**Short exercise:**
Return the listing below verbatim. Pictures do not belong in the copy.

**Provided records:**
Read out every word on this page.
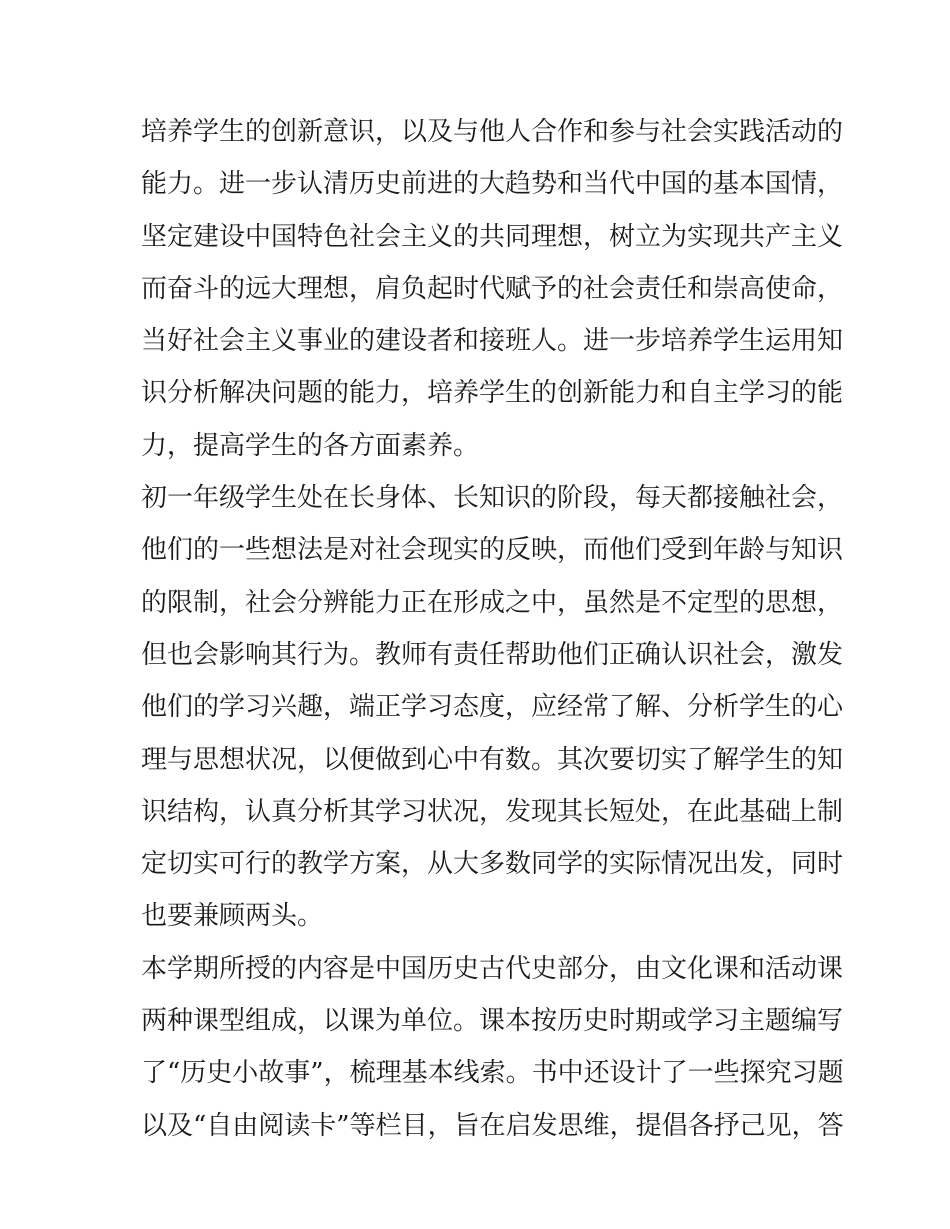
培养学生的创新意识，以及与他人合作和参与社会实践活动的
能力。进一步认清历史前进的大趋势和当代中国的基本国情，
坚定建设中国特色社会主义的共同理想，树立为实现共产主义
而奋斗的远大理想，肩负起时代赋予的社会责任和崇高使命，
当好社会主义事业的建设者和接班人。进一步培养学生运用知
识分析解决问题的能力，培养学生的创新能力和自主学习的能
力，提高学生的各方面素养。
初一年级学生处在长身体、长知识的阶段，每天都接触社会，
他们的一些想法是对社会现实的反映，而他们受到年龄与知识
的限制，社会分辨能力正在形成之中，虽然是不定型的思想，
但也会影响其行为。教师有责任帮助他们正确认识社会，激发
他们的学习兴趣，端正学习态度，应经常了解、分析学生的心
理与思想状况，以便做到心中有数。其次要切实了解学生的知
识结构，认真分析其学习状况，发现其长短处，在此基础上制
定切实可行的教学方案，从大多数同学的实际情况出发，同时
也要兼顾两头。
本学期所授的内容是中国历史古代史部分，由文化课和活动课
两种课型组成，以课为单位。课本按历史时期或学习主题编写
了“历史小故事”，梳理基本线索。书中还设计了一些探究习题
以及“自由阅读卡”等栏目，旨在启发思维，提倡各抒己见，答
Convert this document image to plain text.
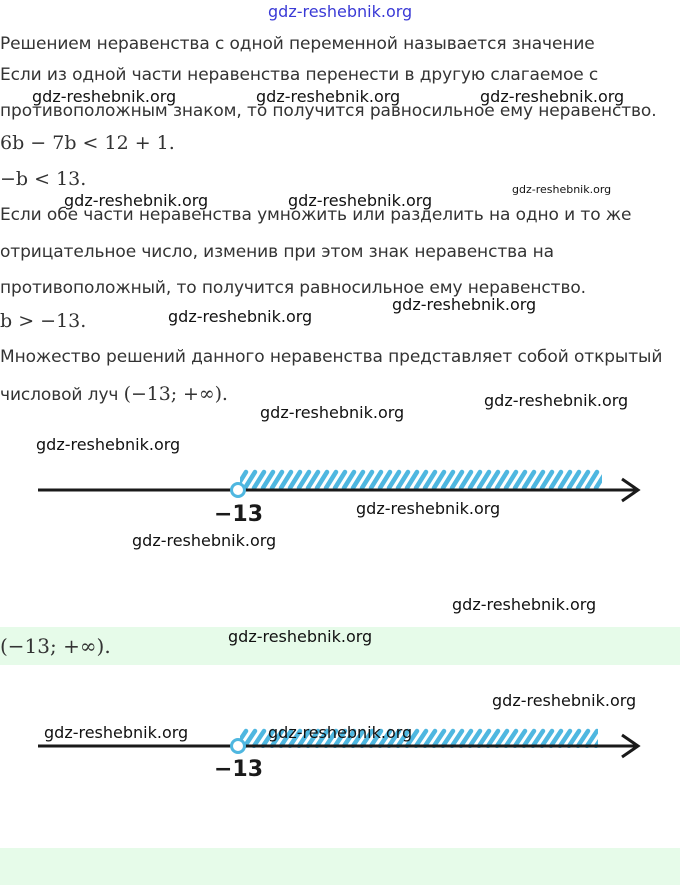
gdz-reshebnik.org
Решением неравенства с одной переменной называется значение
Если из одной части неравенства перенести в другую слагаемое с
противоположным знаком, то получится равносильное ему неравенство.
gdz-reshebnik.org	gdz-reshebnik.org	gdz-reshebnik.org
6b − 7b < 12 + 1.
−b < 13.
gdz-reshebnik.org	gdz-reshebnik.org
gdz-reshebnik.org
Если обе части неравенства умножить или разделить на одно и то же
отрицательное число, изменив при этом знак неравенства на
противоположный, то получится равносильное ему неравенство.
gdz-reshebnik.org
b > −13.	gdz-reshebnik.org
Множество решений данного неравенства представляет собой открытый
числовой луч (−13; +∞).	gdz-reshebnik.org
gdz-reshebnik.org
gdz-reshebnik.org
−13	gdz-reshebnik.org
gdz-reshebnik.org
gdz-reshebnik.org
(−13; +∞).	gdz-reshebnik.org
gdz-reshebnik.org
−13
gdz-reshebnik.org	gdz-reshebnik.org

**Expected answer:**
Read out every word on this page.
培养学生的创新意识，以及与他人合作和参与社会实践活动的
能力。进一步认清历史前进的大趋势和当代中国的基本国情，
坚定建设中国特色社会主义的共同理想，树立为实现共产主义
而奋斗的远大理想，肩负起时代赋予的社会责任和崇高使命，
当好社会主义事业的建设者和接班人。进一步培养学生运用知
识分析解决问题的能力，培养学生的创新能力和自主学习的能
力，提高学生的各方面素养。
初一年级学生处在长身体、长知识的阶段，每天都接触社会，
他们的一些想法是对社会现实的反映，而他们受到年龄与知识
的限制，社会分辨能力正在形成之中，虽然是不定型的思想，
但也会影响其行为。教师有责任帮助他们正确认识社会，激发
他们的学习兴趣，端正学习态度，应经常了解、分析学生的心
理与思想状况，以便做到心中有数。其次要切实了解学生的知
识结构，认真分析其学习状况，发现其长短处，在此基础上制
定切实可行的教学方案，从大多数同学的实际情况出发，同时
也要兼顾两头。
本学期所授的内容是中国历史古代史部分，由文化课和活动课
两种课型组成，以课为单位。课本按历史时期或学习主题编写
了“历史小故事”，梳理基本线索。书中还设计了一些探究习题
以及“自由阅读卡”等栏目，旨在启发思维，提倡各抒己见，答
Convert this document image to plain text.
gdz-reshebnik.org
Решением неравенства с одной переменной называется значение
Если из одной части неравенства перенести в другую слагаемое с
противоположным знаком, то получится равносильное ему неравенство.
gdz-reshebnik.org	gdz-reshebnik.org	gdz-reshebnik.org
6b − 7b < 12 + 1.
−b < 13.
gdz-reshebnik.org	gdz-reshebnik.org
gdz-reshebnik.org
Если обе части неравенства умножить или разделить на одно и то же
отрицательное число, изменив при этом знак неравенства на
противоположный, то получится равносильное ему неравенство.
gdz-reshebnik.org
b > −13.	gdz-reshebnik.org
Множество решений данного неравенства представляет собой открытый
числовой луч (−13; +∞).	gdz-reshebnik.org
gdz-reshebnik.org
gdz-reshebnik.org
−13	gdz-reshebnik.org
gdz-reshebnik.org
gdz-reshebnik.org
(−13; +∞).	gdz-reshebnik.org
gdz-reshebnik.org
−13
gdz-reshebnik.org	gdz-reshebnik.org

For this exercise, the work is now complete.